WHAT YOU SHOULD DO ▸ Give every entry again, word for word.
------------------------------------------------------------
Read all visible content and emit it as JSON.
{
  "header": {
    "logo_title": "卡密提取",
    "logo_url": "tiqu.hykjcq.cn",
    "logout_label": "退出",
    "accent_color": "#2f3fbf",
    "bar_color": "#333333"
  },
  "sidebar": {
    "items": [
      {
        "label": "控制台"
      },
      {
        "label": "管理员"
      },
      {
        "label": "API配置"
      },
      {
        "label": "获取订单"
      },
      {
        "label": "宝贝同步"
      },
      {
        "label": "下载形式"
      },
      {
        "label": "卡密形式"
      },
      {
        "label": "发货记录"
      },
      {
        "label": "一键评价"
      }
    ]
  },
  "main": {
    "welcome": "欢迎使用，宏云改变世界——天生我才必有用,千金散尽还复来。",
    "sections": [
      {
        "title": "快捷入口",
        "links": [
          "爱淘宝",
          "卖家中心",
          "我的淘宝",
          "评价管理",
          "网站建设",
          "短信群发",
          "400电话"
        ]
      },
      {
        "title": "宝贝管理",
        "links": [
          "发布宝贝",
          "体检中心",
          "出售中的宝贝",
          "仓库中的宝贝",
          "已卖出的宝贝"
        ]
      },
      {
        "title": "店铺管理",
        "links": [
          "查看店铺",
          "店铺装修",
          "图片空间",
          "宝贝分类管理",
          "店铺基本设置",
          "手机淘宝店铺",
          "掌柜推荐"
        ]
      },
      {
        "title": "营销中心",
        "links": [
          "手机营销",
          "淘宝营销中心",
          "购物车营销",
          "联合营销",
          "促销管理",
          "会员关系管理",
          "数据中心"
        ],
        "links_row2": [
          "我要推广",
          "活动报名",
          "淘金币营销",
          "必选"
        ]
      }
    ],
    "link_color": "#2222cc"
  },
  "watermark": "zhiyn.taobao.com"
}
------------------------------------------------------------
TASK RESULT ▸
Read all visible content and emit it as JSON.
{
  "header": {
    "logo_title": "卡密提取",
    "logo_url": "tiqu.hykjcq.cn",
    "logout_label": "退出",
    "accent_color": "#2f3fbf",
    "bar_color": "#333333"
  },
  "sidebar": {
    "items": [
      {
        "label": "控制台"
      },
      {
        "label": "管理员"
      },
      {
        "label": "API配置"
      },
      {
        "label": "获取订单"
      },
      {
        "label": "宝贝同步"
      },
      {
        "label": "下载形式"
      },
      {
        "label": "卡密形式"
      },
      {
        "label": "发货记录"
      },
      {
        "label": "一键评价"
      }
    ]
  },
  "main": {
    "welcome": "欢迎使用，宏云改变世界——天生我才必有用,千金散尽还复来。",
    "sections": [
      {
        "title": "快捷入口",
        "links": [
          "爱淘宝",
          "卖家中心",
          "我的淘宝",
          "评价管理",
          "网站建设",
          "短信群发",
          "400电话"
        ]
      },
      {
        "title": "宝贝管理",
        "links": [
          "发布宝贝",
          "体检中心",
          "出售中的宝贝",
          "仓库中的宝贝",
          "已卖出的宝贝"
        ]
      },
      {
        "title": "店铺管理",
        "links": [
          "查看店铺",
          "店铺装修",
          "图片空间",
          "宝贝分类管理",
          "店铺基本设置",
          "手机淘宝店铺",
          "掌柜推荐"
        ]
      },
      {
        "title": "营销中心",
        "links": [
          "手机营销",
          "淘宝营销中心",
          "购物车营销",
          "联合营销",
          "促销管理",
          "会员关系管理",
          "数据中心"
        ],
        "links_row2": [
          "我要推广",
          "活动报名",
          "淘金币营销",
          "必选"
        ]
      }
    ],
    "link_color": "#2222cc"
  },
  "watermark": "zhiyn.taobao.com"
}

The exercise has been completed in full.